*GIVEN EXERCISE*
Print the listing below exactly.

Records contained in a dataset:
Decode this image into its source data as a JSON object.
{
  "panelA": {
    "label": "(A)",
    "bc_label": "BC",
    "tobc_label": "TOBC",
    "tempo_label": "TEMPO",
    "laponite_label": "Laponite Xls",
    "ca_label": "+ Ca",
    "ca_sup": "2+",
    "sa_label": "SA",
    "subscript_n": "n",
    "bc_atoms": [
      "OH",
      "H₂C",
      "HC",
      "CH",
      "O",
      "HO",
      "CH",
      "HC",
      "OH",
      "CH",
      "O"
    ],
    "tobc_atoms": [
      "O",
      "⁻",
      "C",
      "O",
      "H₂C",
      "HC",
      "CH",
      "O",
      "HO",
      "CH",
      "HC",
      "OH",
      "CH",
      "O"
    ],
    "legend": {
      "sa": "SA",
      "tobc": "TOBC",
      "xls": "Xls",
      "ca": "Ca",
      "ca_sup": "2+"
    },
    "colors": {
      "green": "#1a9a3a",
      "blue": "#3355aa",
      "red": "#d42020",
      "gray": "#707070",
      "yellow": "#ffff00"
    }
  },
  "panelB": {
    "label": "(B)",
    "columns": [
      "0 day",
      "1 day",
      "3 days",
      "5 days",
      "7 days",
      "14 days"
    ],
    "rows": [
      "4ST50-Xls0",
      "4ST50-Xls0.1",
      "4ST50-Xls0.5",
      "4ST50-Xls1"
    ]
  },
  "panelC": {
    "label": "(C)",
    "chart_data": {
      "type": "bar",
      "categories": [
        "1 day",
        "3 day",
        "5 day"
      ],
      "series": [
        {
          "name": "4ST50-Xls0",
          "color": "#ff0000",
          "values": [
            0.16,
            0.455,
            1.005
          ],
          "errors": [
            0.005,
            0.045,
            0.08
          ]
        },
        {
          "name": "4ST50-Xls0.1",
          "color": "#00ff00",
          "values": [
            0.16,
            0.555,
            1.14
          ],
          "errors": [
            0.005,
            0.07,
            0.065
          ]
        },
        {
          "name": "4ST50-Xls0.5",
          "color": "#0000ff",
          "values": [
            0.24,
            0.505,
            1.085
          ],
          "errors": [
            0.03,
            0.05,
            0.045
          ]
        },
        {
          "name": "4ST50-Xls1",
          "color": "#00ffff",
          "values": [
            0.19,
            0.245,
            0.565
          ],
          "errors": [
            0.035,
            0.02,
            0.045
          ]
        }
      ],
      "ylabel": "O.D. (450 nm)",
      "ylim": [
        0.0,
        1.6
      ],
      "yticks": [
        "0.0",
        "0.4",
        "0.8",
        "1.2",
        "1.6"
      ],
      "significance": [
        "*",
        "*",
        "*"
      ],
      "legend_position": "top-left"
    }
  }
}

*SOLUTION BELOW*
Decode this image into its source data as a JSON object.
{
  "panelA": {
    "label": "(A)",
    "bc_label": "BC",
    "tobc_label": "TOBC",
    "tempo_label": "TEMPO",
    "laponite_label": "Laponite Xls",
    "ca_label": "+ Ca",
    "ca_sup": "2+",
    "sa_label": "SA",
    "subscript_n": "n",
    "bc_atoms": [
      "OH",
      "H₂C",
      "HC",
      "CH",
      "O",
      "HO",
      "CH",
      "HC",
      "OH",
      "CH",
      "O"
    ],
    "tobc_atoms": [
      "O",
      "⁻",
      "C",
      "O",
      "H₂C",
      "HC",
      "CH",
      "O",
      "HO",
      "CH",
      "HC",
      "OH",
      "CH",
      "O"
    ],
    "legend": {
      "sa": "SA",
      "tobc": "TOBC",
      "xls": "Xls",
      "ca": "Ca",
      "ca_sup": "2+"
    },
    "colors": {
      "green": "#1a9a3a",
      "blue": "#3355aa",
      "red": "#d42020",
      "gray": "#707070",
      "yellow": "#ffff00"
    }
  },
  "panelB": {
    "label": "(B)",
    "columns": [
      "0 day",
      "1 day",
      "3 days",
      "5 days",
      "7 days",
      "14 days"
    ],
    "rows": [
      "4ST50-Xls0",
      "4ST50-Xls0.1",
      "4ST50-Xls0.5",
      "4ST50-Xls1"
    ]
  },
  "panelC": {
    "label": "(C)",
    "chart_data": {
      "type": "bar",
      "categories": [
        "1 day",
        "3 day",
        "5 day"
      ],
      "series": [
        {
          "name": "4ST50-Xls0",
          "color": "#ff0000",
          "values": [
            0.16,
            0.455,
            1.005
          ],
          "errors": [
            0.005,
            0.045,
            0.08
          ]
        },
        {
          "name": "4ST50-Xls0.1",
          "color": "#00ff00",
          "values": [
            0.16,
            0.555,
            1.14
          ],
          "errors": [
            0.005,
            0.07,
            0.065
          ]
        },
        {
          "name": "4ST50-Xls0.5",
          "color": "#0000ff",
          "values": [
            0.24,
            0.505,
            1.085
          ],
          "errors": [
            0.03,
            0.05,
            0.045
          ]
        },
        {
          "name": "4ST50-Xls1",
          "color": "#00ffff",
          "values": [
            0.19,
            0.245,
            0.565
          ],
          "errors": [
            0.035,
            0.02,
            0.045
          ]
        }
      ],
      "ylabel": "O.D. (450 nm)",
      "ylim": [
        0.0,
        1.6
      ],
      "yticks": [
        "0.0",
        "0.4",
        "0.8",
        "1.2",
        "1.6"
      ],
      "significance": [
        "*",
        "*",
        "*"
      ],
      "legend_position": "top-left"
    }
  }
}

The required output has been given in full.